*WORK TO COMPLETE*:
Write out all of the records precisely. Skip anything that is a picture.

▶

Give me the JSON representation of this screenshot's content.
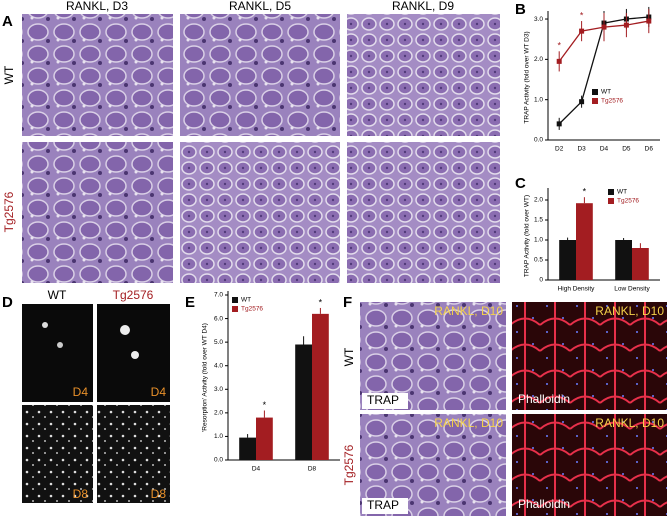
{
  "figure": {
    "panels": [
      "A",
      "B",
      "C",
      "D",
      "E",
      "F"
    ]
  },
  "panel_a": {
    "columns": [
      "RANKL, D3",
      "RANKL, D5",
      "RANKL, D9"
    ],
    "rows": [
      "WT",
      "Tg2576"
    ]
  },
  "panel_d": {
    "columns": [
      "WT",
      "Tg2576"
    ],
    "day_labels": [
      "D4",
      "D4",
      "D8",
      "D8"
    ]
  },
  "panel_f": {
    "rows": [
      "WT",
      "Tg2576"
    ],
    "image_labels": [
      "RANKL, D10",
      "RANKL, D10",
      "RANKL, D10",
      "RANKL, D10"
    ],
    "stain_labels": [
      "TRAP",
      "Phalloidin",
      "TRAP",
      "Phalloidin"
    ]
  },
  "chart_data": [
    {
      "type": "line",
      "y_label": "TRAP Activity (fold over WT D3)",
      "categories": [
        "D2",
        "D3",
        "D4",
        "D5",
        "D6"
      ],
      "series": [
        {
          "name": "WT",
          "color": "#111111",
          "values": [
            0.4,
            0.95,
            2.9,
            3.0,
            3.05
          ],
          "errors": [
            0.15,
            0.15,
            0.3,
            0.25,
            0.25
          ]
        },
        {
          "name": "Tg2576",
          "color": "#a31d21",
          "values": [
            1.95,
            2.7,
            2.8,
            2.85,
            2.95
          ],
          "errors": [
            0.25,
            0.25,
            0.35,
            0.3,
            0.3
          ]
        }
      ],
      "annotations": [
        "*",
        "*"
      ],
      "ylim": [
        0,
        3.1
      ],
      "yticks": [
        {
          "value": 0,
          "label": "0.0"
        },
        {
          "value": 1,
          "label": "1.0"
        },
        {
          "value": 2,
          "label": "2.0"
        },
        {
          "value": 3,
          "label": "3.0"
        }
      ]
    },
    {
      "type": "bar",
      "y_label": "TRAP Activity (fold over WT)",
      "categories": [
        "High Density",
        "Low Density"
      ],
      "series": [
        {
          "name": "WT",
          "color": "#111111",
          "values": [
            1.0,
            1.0
          ],
          "errors": [
            0.06,
            0.05
          ]
        },
        {
          "name": "Tg2576",
          "color": "#a31d21",
          "values": [
            1.92,
            0.8
          ],
          "errors": [
            0.15,
            0.12
          ]
        }
      ],
      "annotations": [
        "*"
      ],
      "ylim": [
        0,
        2.2
      ],
      "yticks": [
        0,
        0.5,
        {
          "value": 1,
          "label": "1.0"
        },
        1.5,
        {
          "value": 2,
          "label": "2.0"
        }
      ]
    },
    {
      "type": "bar",
      "y_label": "'Resorption' Activity (fold over WT D4)",
      "categories": [
        "D4",
        "D8"
      ],
      "series": [
        {
          "name": "WT",
          "color": "#111111",
          "values": [
            0.95,
            4.9
          ],
          "errors": [
            0.15,
            0.35
          ]
        },
        {
          "name": "Tg2576",
          "color": "#a31d21",
          "values": [
            1.8,
            6.2
          ],
          "errors": [
            0.3,
            0.25
          ]
        }
      ],
      "annotations": [
        "*",
        "*"
      ],
      "ylim": [
        0,
        7
      ],
      "yticks": [
        {
          "value": 0,
          "label": "0.0"
        },
        {
          "value": 1,
          "label": "1.0"
        },
        {
          "value": 2,
          "label": "2.0"
        },
        {
          "value": 3,
          "label": "3.0"
        },
        {
          "value": 4,
          "label": "4.0"
        },
        {
          "value": 5,
          "label": "5.0"
        },
        {
          "value": 6,
          "label": "6.0"
        },
        {
          "value": 7,
          "label": "7.0"
        }
      ]
    }
  ]
}
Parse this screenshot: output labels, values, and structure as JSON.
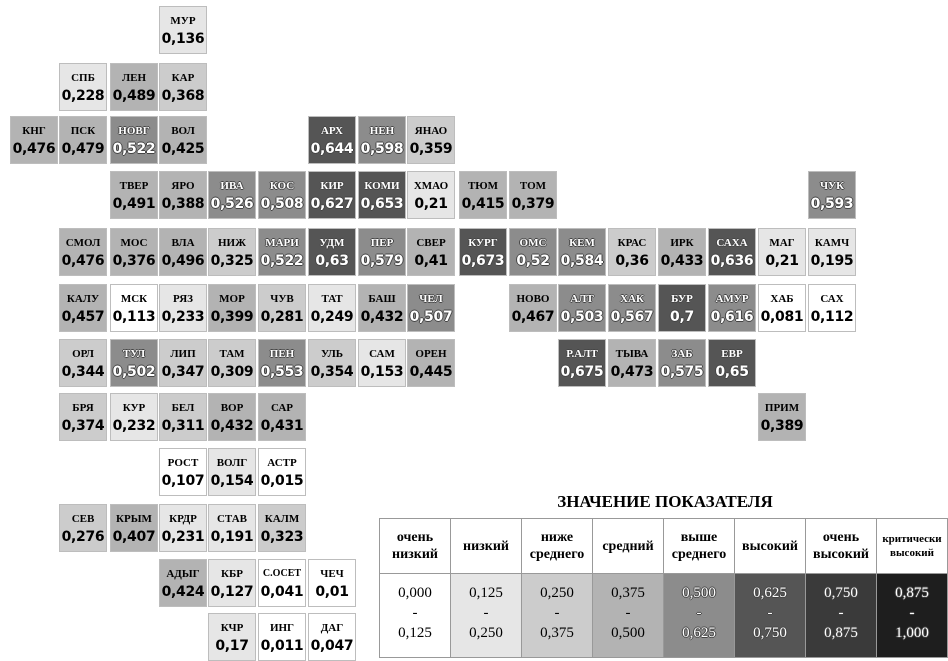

◀

*EXPECTED ANSWER*:
Give me the JSON representation of this screenshot's content.
{
  "figure": {
    "panels": [
      "A",
      "B",
      "C",
      "D",
      "E",
      "F"
    ]
  },
  "panel_a": {
    "columns": [
      "RANKL, D3",
      "RANKL, D5",
      "RANKL, D9"
    ],
    "rows": [
      "WT",
      "Tg2576"
    ]
  },
  "panel_d": {
    "columns": [
      "WT",
      "Tg2576"
    ],
    "day_labels": [
      "D4",
      "D4",
      "D8",
      "D8"
    ]
  },
  "panel_f": {
    "rows": [
      "WT",
      "Tg2576"
    ],
    "image_labels": [
      "RANKL, D10",
      "RANKL, D10",
      "RANKL, D10",
      "RANKL, D10"
    ],
    "stain_labels": [
      "TRAP",
      "Phalloidin",
      "TRAP",
      "Phalloidin"
    ]
  },
  "chart_data": [
    {
      "type": "line",
      "y_label": "TRAP Activity (fold over WT D3)",
      "categories": [
        "D2",
        "D3",
        "D4",
        "D5",
        "D6"
      ],
      "series": [
        {
          "name": "WT",
          "color": "#111111",
          "values": [
            0.4,
            0.95,
            2.9,
            3.0,
            3.05
          ],
          "errors": [
            0.15,
            0.15,
            0.3,
            0.25,
            0.25
          ]
        },
        {
          "name": "Tg2576",
          "color": "#a31d21",
          "values": [
            1.95,
            2.7,
            2.8,
            2.85,
            2.95
          ],
          "errors": [
            0.25,
            0.25,
            0.35,
            0.3,
            0.3
          ]
        }
      ],
      "annotations": [
        "*",
        "*"
      ],
      "ylim": [
        0,
        3.1
      ],
      "yticks": [
        {
          "value": 0,
          "label": "0.0"
        },
        {
          "value": 1,
          "label": "1.0"
        },
        {
          "value": 2,
          "label": "2.0"
        },
        {
          "value": 3,
          "label": "3.0"
        }
      ]
    },
    {
      "type": "bar",
      "y_label": "TRAP Activity (fold over WT)",
      "categories": [
        "High Density",
        "Low Density"
      ],
      "series": [
        {
          "name": "WT",
          "color": "#111111",
          "values": [
            1.0,
            1.0
          ],
          "errors": [
            0.06,
            0.05
          ]
        },
        {
          "name": "Tg2576",
          "color": "#a31d21",
          "values": [
            1.92,
            0.8
          ],
          "errors": [
            0.15,
            0.12
          ]
        }
      ],
      "annotations": [
        "*"
      ],
      "ylim": [
        0,
        2.2
      ],
      "yticks": [
        0,
        0.5,
        {
          "value": 1,
          "label": "1.0"
        },
        1.5,
        {
          "value": 2,
          "label": "2.0"
        }
      ]
    },
    {
      "type": "bar",
      "y_label": "'Resorption' Activity (fold over WT D4)",
      "categories": [
        "D4",
        "D8"
      ],
      "series": [
        {
          "name": "WT",
          "color": "#111111",
          "values": [
            0.95,
            4.9
          ],
          "errors": [
            0.15,
            0.35
          ]
        },
        {
          "name": "Tg2576",
          "color": "#a31d21",
          "values": [
            1.8,
            6.2
          ],
          "errors": [
            0.3,
            0.25
          ]
        }
      ],
      "annotations": [
        "*",
        "*"
      ],
      "ylim": [
        0,
        7
      ],
      "yticks": [
        {
          "value": 0,
          "label": "0.0"
        },
        {
          "value": 1,
          "label": "1.0"
        },
        {
          "value": 2,
          "label": "2.0"
        },
        {
          "value": 3,
          "label": "3.0"
        },
        {
          "value": 4,
          "label": "4.0"
        },
        {
          "value": 5,
          "label": "5.0"
        },
        {
          "value": 6,
          "label": "6.0"
        },
        {
          "value": 7,
          "label": "7.0"
        }
      ]
    }
  ]
}
Parse this screenshot: output labels, values, and structure as JSON.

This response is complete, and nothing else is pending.